== Exercise materials

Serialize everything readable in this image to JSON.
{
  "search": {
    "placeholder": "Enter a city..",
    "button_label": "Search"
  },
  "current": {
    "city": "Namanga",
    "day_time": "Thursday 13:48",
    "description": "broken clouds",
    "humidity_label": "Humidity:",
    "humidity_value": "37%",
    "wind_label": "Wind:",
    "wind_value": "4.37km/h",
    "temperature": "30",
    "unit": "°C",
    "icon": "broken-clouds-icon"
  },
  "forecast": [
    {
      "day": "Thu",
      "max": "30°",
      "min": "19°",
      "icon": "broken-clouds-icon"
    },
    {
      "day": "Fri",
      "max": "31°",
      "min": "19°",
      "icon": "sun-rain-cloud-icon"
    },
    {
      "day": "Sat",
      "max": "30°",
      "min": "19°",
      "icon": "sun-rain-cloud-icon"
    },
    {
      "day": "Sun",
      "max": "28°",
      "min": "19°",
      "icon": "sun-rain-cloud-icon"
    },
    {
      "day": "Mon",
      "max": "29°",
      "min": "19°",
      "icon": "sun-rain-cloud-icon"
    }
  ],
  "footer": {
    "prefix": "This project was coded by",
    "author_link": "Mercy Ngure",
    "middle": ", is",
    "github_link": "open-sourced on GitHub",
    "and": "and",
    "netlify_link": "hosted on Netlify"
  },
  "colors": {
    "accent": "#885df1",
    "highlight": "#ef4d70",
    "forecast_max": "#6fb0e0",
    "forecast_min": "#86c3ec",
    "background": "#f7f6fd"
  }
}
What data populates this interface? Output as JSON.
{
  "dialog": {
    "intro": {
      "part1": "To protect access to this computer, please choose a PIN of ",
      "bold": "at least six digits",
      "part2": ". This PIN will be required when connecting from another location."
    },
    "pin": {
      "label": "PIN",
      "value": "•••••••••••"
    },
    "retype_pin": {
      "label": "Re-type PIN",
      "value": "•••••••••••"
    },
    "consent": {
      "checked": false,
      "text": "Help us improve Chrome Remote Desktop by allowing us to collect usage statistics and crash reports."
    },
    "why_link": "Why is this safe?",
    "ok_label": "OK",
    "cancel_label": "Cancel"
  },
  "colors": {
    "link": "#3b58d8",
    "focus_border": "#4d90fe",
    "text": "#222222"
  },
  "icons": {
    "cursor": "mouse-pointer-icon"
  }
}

====

Reproduce the lines of the entries above exactly, but only from the line containing "What data populates" through the final line.

[Full response]
What data populates this interface? Output as JSON.
{
  "dialog": {
    "intro": {
      "part1": "To protect access to this computer, please choose a PIN of ",
      "bold": "at least six digits",
      "part2": ". This PIN will be required when connecting from another location."
    },
    "pin": {
      "label": "PIN",
      "value": "•••••••••••"
    },
    "retype_pin": {
      "label": "Re-type PIN",
      "value": "•••••••••••"
    },
    "consent": {
      "checked": false,
      "text": "Help us improve Chrome Remote Desktop by allowing us to collect usage statistics and crash reports."
    },
    "why_link": "Why is this safe?",
    "ok_label": "OK",
    "cancel_label": "Cancel"
  },
  "colors": {
    "link": "#3b58d8",
    "focus_border": "#4d90fe",
    "text": "#222222"
  },
  "icons": {
    "cursor": "mouse-pointer-icon"
  }
}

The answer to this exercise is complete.